YOUR OBJECTIVE:
Copy out word for word the passage of the clock-change article starting at "The preliminary results" and ending at "clock change arrangements.".

Millions of Europeans do not want the clocks to change anymore. The vast majority (84%) of respondents in an online consultation said they are in favour of putting an end to the bi-annual clock change.
“We will now act accordingly and prepare a legislative proposal to the European Parliament and the Council, who will then decide together,” said European Commissioner for Transport Violeta Bulc on August 31.
The preliminary results also indicate that more than three quarters (76%) of respondents consider that changing the clock twice a year is a ‘very negative’ or ‘negative’ experience. Considerations related to the negative health impacts, increase of road accidents or the lack of energy savings, were put forward by respondents as motivations to put an end to the change.
European Commission President Jean-Claude Juncker put the summertime question on the political agenda as part of his pledge to be big on the big things while leaving it to member states to take decisions where they are best placed to do so.
According to a European Commission press release, the final results of the public consultation will be published in the coming weeks. The Commission will now make a proposal to the European Parliament and the Council with a view of changing the current clock change arrangements.
As reported by The Guardian, any change would need approval from national governments and the European parliament to become law.

DATA SECTION:
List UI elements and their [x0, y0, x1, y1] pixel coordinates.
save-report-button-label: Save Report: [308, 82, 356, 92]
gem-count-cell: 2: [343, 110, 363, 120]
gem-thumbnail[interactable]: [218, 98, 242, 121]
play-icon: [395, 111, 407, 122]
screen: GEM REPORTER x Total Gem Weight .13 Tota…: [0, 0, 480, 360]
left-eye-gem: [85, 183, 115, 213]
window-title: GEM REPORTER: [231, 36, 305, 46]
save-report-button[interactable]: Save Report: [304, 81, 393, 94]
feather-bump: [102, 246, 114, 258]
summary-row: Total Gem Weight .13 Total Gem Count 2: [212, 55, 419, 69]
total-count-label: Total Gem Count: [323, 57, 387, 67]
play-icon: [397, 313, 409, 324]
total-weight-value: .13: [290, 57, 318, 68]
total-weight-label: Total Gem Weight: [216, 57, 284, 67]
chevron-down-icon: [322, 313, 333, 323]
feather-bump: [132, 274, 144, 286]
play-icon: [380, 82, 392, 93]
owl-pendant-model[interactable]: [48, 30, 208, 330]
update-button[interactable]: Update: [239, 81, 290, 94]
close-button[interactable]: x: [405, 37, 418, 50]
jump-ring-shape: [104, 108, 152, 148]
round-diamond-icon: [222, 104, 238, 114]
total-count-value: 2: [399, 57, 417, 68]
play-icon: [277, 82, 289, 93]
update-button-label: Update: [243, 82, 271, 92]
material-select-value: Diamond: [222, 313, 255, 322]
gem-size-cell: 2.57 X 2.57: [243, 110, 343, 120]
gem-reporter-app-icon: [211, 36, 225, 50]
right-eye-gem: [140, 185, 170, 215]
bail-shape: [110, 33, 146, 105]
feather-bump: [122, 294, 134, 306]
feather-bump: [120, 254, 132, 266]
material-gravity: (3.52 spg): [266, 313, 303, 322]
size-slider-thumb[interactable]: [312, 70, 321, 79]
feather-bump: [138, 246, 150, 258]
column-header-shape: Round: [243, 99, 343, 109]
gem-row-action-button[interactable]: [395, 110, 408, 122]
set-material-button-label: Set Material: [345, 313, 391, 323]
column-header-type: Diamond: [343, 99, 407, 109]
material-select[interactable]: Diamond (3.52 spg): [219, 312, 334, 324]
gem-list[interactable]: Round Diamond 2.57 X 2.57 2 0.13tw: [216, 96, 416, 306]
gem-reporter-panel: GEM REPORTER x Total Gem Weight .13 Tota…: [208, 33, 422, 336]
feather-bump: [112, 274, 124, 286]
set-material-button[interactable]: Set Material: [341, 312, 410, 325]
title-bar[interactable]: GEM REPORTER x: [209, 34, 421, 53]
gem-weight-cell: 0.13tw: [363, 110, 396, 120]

RESPONSE:
The preliminary results also indicate that more than three quarters (76%) of respondents consider that changing the clock twice a year is a ‘very negative’ or ‘negative’ experience. Considerations related to the negative health impacts, increase of road accidents or the lack of energy savings, were put forward by respondents as motivations to put an end to the change.
European Commission President Jean-Claude Juncker put the summertime question on the political agenda as part of his pledge to be big on the big things while leaving it to member states to take decisions where they are best placed to do so.
According to a European Commission press release, the final results of the public consultation will be published in the coming weeks. The Commission will now make a proposal to the European Parliament and the Council with a view of changing the current clock change arrangements.